--- Begin ---

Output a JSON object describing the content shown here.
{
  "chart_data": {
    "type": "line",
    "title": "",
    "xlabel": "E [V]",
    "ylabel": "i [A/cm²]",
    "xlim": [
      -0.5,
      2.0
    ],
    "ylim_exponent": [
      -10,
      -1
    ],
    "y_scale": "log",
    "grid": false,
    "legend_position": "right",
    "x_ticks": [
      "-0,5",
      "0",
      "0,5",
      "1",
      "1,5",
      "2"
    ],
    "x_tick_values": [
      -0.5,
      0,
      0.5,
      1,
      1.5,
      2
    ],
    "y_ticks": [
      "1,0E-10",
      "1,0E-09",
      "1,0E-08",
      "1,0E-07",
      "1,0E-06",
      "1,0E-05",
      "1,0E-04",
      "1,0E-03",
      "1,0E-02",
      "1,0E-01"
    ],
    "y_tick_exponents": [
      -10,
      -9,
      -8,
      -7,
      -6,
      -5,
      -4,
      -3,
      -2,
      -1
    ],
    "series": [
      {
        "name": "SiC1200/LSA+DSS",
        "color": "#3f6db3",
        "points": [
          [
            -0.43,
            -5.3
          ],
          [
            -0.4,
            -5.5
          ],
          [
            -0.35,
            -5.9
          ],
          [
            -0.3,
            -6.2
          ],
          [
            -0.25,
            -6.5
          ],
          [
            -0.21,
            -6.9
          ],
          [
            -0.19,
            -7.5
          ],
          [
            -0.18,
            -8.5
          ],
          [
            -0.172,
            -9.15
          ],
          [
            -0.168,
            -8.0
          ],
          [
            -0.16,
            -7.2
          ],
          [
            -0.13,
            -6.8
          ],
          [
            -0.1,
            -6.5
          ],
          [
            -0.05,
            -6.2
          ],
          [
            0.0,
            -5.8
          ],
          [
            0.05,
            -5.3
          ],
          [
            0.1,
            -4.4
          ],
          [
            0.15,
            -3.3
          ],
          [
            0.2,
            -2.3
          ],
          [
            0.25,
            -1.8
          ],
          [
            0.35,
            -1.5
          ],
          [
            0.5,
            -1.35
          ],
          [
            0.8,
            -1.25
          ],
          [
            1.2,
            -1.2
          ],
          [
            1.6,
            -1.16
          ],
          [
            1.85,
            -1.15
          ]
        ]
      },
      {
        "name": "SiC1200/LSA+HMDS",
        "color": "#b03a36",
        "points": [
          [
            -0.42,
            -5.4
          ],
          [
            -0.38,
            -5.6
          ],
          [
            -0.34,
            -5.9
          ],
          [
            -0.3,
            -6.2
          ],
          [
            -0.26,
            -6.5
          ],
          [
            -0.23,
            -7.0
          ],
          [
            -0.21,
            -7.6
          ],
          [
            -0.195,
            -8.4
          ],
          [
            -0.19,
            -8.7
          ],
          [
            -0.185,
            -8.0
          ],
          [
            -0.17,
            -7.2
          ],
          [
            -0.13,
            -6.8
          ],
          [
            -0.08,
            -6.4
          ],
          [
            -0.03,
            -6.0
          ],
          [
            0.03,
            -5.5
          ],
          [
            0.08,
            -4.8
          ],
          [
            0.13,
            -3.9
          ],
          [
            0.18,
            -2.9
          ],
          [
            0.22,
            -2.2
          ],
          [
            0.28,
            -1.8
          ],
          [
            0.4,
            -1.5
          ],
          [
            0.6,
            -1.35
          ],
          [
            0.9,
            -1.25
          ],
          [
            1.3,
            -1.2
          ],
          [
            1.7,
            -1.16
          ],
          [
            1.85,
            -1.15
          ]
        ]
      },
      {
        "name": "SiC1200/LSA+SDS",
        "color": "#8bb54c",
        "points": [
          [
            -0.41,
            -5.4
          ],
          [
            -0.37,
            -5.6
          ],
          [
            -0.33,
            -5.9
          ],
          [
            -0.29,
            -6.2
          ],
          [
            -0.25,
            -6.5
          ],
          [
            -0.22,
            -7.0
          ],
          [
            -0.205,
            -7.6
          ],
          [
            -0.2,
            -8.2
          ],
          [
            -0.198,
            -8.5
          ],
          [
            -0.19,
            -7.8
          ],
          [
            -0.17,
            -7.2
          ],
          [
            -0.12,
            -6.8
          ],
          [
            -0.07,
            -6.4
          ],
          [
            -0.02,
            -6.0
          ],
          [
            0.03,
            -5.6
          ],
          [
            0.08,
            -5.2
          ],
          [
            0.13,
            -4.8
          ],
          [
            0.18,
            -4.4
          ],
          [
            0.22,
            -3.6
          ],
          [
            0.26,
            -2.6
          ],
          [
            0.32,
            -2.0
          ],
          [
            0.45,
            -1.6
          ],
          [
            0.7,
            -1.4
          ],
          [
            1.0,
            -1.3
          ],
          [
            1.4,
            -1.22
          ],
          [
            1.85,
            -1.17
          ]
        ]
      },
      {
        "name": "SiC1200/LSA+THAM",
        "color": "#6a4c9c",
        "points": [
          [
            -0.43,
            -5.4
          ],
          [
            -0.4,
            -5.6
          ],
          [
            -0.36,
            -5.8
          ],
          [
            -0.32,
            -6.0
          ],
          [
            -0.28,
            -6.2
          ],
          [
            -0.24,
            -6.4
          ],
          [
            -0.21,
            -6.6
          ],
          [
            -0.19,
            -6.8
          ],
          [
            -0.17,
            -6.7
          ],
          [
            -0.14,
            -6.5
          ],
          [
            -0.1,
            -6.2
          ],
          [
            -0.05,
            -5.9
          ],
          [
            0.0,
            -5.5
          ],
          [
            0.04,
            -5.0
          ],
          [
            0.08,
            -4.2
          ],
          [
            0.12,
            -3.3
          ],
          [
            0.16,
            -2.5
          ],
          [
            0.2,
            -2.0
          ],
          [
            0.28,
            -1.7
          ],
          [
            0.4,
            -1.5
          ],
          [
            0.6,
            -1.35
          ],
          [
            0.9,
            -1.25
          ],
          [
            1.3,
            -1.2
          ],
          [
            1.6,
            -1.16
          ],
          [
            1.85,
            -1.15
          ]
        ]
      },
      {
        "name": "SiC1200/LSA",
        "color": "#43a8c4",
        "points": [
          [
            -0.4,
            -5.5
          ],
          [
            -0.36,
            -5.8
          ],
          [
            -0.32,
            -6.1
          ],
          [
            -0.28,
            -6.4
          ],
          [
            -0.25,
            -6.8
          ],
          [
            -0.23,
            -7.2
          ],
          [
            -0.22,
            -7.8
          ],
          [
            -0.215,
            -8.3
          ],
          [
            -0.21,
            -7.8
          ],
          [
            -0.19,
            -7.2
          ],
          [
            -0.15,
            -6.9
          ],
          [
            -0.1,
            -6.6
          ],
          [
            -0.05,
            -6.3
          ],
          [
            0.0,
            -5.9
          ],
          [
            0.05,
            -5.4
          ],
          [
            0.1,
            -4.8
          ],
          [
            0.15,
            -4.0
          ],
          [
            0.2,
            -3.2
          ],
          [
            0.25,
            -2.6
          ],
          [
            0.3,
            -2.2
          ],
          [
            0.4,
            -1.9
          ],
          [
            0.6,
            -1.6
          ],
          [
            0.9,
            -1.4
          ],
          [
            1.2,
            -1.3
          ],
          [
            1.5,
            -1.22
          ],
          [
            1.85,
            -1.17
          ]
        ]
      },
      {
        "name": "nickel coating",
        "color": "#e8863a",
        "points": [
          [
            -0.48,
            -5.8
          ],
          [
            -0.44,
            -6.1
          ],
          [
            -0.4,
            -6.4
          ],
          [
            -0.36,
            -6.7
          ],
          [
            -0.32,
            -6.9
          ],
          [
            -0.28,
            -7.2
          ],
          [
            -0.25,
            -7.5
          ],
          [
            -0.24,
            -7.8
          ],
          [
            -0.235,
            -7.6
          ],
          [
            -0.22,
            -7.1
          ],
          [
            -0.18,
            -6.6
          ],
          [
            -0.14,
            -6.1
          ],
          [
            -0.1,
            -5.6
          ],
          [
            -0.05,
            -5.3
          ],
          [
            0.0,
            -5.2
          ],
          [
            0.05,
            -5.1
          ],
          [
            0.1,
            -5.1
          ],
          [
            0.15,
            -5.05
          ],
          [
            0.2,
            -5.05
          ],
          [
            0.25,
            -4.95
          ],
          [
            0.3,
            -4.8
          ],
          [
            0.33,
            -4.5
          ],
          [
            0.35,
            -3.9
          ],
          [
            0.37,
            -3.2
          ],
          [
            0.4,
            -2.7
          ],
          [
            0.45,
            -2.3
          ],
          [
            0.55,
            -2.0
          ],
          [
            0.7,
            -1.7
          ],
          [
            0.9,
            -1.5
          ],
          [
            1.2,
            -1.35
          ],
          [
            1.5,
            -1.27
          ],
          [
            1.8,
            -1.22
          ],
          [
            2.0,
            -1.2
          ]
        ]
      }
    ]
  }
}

--- End ---

Challenge
Tell how many lines in the material contain the word "color". Only the number is wanted.

Exercise output
6